## start

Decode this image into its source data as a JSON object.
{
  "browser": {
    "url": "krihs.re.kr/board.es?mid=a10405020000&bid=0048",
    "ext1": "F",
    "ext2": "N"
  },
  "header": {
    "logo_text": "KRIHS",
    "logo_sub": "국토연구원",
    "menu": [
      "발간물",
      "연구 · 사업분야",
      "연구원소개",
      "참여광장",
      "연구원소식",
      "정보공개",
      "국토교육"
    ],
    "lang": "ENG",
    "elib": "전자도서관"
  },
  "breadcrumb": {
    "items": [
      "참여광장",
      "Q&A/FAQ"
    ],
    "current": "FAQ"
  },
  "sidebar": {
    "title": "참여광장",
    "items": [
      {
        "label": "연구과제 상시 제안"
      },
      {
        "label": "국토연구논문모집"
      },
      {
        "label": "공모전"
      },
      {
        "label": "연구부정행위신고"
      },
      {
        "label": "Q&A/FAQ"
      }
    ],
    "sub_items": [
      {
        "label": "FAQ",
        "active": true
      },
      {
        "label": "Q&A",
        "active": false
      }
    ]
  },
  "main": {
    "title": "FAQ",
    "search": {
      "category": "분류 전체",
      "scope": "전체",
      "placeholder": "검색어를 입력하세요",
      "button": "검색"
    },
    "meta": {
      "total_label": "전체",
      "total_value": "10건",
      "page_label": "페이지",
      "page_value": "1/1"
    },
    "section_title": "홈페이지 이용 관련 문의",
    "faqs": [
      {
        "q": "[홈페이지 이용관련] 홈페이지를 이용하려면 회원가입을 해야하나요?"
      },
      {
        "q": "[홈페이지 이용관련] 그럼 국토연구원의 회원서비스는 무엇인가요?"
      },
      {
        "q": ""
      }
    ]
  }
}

## end

* [Given problem]:
Reproduce the entries above exactly.

* [Finished task]:
Decode this image into its source data as a JSON object.
{
  "browser": {
    "url": "krihs.re.kr/board.es?mid=a10405020000&bid=0048",
    "ext1": "F",
    "ext2": "N"
  },
  "header": {
    "logo_text": "KRIHS",
    "logo_sub": "국토연구원",
    "menu": [
      "발간물",
      "연구 · 사업분야",
      "연구원소개",
      "참여광장",
      "연구원소식",
      "정보공개",
      "국토교육"
    ],
    "lang": "ENG",
    "elib": "전자도서관"
  },
  "breadcrumb": {
    "items": [
      "참여광장",
      "Q&A/FAQ"
    ],
    "current": "FAQ"
  },
  "sidebar": {
    "title": "참여광장",
    "items": [
      {
        "label": "연구과제 상시 제안"
      },
      {
        "label": "국토연구논문모집"
      },
      {
        "label": "공모전"
      },
      {
        "label": "연구부정행위신고"
      },
      {
        "label": "Q&A/FAQ"
      }
    ],
    "sub_items": [
      {
        "label": "FAQ",
        "active": true
      },
      {
        "label": "Q&A",
        "active": false
      }
    ]
  },
  "main": {
    "title": "FAQ",
    "search": {
      "category": "분류 전체",
      "scope": "전체",
      "placeholder": "검색어를 입력하세요",
      "button": "검색"
    },
    "meta": {
      "total_label": "전체",
      "total_value": "10건",
      "page_label": "페이지",
      "page_value": "1/1"
    },
    "section_title": "홈페이지 이용 관련 문의",
    "faqs": [
      {
        "q": "[홈페이지 이용관련] 홈페이지를 이용하려면 회원가입을 해야하나요?"
      },
      {
        "q": "[홈페이지 이용관련] 그럼 국토연구원의 회원서비스는 무엇인가요?"
      },
      {
        "q": ""
      }
    ]
  }
}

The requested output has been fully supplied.